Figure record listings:
:::::

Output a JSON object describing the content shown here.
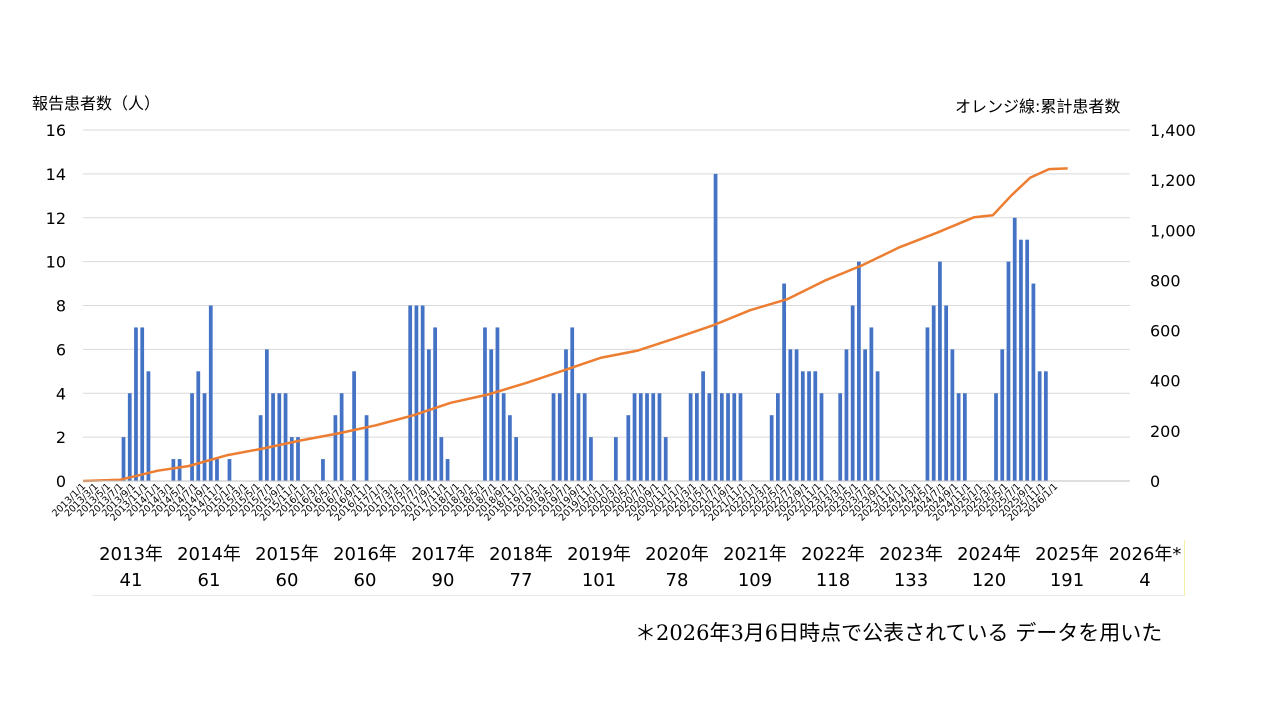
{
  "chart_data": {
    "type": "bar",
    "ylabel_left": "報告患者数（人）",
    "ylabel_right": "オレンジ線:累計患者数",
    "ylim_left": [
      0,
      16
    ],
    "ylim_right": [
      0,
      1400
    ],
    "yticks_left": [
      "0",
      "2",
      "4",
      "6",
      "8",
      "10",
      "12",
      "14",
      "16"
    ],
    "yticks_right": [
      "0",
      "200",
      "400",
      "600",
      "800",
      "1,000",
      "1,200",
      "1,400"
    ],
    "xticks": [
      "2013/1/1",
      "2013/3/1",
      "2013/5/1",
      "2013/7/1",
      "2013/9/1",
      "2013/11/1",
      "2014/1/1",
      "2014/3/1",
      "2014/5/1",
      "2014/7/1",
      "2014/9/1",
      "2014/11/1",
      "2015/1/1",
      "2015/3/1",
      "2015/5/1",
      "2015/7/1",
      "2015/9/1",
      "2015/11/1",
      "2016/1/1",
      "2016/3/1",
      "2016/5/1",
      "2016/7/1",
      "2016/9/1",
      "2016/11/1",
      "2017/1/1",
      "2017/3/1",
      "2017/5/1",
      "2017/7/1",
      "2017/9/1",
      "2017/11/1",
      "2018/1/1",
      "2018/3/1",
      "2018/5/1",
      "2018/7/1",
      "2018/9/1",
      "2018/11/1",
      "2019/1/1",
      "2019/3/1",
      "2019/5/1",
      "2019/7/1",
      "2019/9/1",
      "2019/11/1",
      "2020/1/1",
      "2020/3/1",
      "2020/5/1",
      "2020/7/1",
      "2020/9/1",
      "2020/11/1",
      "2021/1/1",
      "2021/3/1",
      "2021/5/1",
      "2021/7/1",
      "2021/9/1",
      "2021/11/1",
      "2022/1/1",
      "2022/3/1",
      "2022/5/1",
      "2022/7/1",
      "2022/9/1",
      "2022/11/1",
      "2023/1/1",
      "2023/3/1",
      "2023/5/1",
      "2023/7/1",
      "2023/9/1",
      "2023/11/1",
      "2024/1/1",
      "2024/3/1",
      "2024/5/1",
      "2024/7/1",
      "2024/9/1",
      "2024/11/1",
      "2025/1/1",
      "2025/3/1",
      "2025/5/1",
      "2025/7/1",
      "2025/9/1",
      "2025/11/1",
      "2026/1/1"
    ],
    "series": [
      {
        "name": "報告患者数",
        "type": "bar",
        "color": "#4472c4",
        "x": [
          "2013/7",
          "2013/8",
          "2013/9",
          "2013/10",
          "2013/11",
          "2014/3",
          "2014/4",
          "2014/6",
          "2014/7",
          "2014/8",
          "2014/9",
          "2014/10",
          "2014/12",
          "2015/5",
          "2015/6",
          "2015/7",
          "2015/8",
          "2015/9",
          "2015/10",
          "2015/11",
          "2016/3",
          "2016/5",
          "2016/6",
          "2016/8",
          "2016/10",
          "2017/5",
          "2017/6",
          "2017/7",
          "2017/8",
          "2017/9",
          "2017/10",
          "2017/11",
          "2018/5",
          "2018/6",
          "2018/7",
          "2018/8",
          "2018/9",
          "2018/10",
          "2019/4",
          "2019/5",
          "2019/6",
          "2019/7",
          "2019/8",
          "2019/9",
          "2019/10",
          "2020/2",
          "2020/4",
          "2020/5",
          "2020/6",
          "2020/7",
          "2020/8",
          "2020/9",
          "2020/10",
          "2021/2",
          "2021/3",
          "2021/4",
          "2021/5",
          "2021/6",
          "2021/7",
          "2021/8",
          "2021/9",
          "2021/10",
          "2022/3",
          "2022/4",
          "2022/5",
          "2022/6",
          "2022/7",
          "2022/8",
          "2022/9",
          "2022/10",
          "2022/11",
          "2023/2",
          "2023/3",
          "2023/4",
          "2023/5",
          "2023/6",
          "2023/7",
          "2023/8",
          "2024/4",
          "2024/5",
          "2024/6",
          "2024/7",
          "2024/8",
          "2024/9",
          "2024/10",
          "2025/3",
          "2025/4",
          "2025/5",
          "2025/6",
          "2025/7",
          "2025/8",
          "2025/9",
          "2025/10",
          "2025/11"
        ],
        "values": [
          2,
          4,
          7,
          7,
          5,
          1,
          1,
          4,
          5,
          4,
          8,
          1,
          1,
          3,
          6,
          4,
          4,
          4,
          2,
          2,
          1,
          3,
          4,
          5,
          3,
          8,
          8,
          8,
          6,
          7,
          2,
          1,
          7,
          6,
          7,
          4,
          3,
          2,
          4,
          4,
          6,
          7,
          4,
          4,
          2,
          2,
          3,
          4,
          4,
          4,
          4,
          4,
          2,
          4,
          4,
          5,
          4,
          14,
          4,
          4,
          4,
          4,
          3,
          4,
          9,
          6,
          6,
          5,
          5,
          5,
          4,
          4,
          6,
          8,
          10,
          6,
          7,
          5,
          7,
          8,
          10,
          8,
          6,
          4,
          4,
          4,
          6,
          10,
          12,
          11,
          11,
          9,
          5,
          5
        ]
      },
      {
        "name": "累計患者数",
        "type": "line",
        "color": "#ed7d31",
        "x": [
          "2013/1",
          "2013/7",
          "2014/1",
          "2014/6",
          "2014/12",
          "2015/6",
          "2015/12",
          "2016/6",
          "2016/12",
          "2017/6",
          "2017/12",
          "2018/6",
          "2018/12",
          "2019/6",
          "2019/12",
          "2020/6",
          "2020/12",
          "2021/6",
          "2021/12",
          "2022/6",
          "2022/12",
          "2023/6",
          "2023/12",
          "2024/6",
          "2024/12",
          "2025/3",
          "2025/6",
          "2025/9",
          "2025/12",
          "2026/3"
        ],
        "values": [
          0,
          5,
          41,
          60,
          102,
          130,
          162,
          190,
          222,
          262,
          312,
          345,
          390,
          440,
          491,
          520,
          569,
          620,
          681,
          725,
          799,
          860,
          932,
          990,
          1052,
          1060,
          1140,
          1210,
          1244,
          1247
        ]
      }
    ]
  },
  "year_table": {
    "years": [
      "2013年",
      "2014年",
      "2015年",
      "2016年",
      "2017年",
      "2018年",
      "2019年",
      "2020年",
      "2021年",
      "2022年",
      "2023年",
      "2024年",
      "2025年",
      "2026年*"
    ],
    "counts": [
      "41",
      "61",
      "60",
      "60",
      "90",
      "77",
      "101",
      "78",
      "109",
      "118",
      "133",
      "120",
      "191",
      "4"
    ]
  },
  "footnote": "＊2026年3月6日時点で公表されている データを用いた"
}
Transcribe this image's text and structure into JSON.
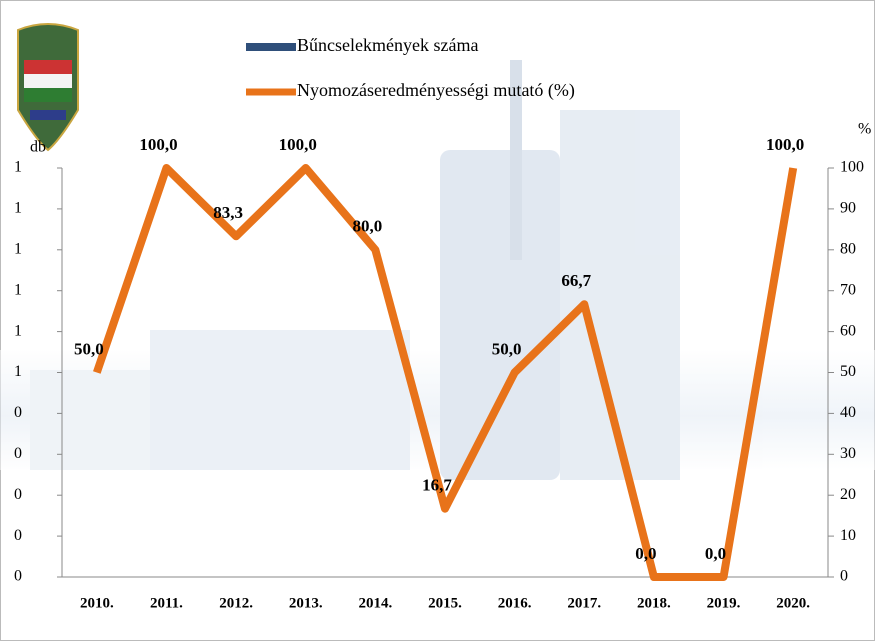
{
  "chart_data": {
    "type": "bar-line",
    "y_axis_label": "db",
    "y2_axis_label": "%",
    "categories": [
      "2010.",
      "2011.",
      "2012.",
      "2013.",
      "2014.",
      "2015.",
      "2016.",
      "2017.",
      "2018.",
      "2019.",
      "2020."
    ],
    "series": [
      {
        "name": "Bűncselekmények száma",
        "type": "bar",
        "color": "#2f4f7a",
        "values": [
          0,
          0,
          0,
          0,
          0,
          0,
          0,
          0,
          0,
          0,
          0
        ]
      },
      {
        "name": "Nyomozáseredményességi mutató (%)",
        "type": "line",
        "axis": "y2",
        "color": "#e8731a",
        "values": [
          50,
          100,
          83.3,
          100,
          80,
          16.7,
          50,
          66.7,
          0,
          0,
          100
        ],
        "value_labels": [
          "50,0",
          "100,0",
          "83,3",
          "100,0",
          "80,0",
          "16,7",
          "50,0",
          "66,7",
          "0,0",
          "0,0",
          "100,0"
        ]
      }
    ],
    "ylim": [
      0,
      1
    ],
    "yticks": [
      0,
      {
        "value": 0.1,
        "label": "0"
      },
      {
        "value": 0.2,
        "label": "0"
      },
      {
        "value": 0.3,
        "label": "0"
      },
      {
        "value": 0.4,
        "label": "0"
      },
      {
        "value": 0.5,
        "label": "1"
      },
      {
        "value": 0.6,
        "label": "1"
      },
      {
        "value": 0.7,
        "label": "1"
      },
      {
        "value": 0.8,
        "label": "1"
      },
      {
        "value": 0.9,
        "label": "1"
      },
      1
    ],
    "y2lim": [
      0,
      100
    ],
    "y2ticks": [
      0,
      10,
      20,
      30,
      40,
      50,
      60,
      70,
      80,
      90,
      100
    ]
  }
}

:::::

> [Exercise objective]
Look through the material and say how many lines hold "JSON". Give the number only.

> [Solution]
2